▶ _Input data_

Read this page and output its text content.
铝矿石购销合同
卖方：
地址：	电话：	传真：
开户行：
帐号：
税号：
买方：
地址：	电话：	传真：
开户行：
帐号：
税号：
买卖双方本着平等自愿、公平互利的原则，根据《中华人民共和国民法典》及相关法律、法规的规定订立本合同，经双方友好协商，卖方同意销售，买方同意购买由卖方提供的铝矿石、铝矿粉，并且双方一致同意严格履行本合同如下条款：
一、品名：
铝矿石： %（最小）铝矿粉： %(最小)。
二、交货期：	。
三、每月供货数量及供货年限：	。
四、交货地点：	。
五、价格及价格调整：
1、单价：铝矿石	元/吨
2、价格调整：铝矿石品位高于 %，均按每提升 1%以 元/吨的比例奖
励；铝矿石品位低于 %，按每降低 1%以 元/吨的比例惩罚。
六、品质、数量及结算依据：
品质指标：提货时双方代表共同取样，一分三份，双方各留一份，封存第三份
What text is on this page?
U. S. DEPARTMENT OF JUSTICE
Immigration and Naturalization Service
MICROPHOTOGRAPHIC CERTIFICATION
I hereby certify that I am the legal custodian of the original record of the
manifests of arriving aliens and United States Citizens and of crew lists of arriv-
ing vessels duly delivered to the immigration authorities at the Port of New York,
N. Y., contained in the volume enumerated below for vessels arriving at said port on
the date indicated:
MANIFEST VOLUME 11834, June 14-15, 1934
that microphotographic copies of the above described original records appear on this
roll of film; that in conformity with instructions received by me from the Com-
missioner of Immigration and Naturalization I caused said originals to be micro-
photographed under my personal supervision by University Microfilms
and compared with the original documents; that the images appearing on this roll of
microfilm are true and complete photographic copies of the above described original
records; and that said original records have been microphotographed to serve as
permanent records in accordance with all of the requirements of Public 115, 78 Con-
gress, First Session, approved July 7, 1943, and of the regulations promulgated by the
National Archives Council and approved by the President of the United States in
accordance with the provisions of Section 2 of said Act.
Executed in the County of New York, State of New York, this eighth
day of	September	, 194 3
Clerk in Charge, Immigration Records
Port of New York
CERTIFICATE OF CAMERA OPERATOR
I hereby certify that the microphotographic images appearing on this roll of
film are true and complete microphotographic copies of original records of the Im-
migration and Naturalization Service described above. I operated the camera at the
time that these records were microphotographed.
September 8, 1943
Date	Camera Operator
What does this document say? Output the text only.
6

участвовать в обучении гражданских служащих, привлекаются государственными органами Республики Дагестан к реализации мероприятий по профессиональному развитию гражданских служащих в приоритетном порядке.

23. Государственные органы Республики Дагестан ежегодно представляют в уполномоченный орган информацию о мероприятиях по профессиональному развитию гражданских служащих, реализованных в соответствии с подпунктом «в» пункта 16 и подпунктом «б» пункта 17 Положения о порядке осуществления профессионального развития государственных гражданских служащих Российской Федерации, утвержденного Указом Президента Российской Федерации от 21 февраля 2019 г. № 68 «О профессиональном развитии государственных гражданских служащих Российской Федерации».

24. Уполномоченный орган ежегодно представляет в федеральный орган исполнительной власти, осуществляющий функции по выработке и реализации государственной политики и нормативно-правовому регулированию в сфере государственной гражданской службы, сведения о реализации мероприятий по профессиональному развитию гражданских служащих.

▶ _Stated exercise_
Which lines hold the word "page"? Show each one.

▶ _The reply_
Read this page and output its text content.
What text is on this page?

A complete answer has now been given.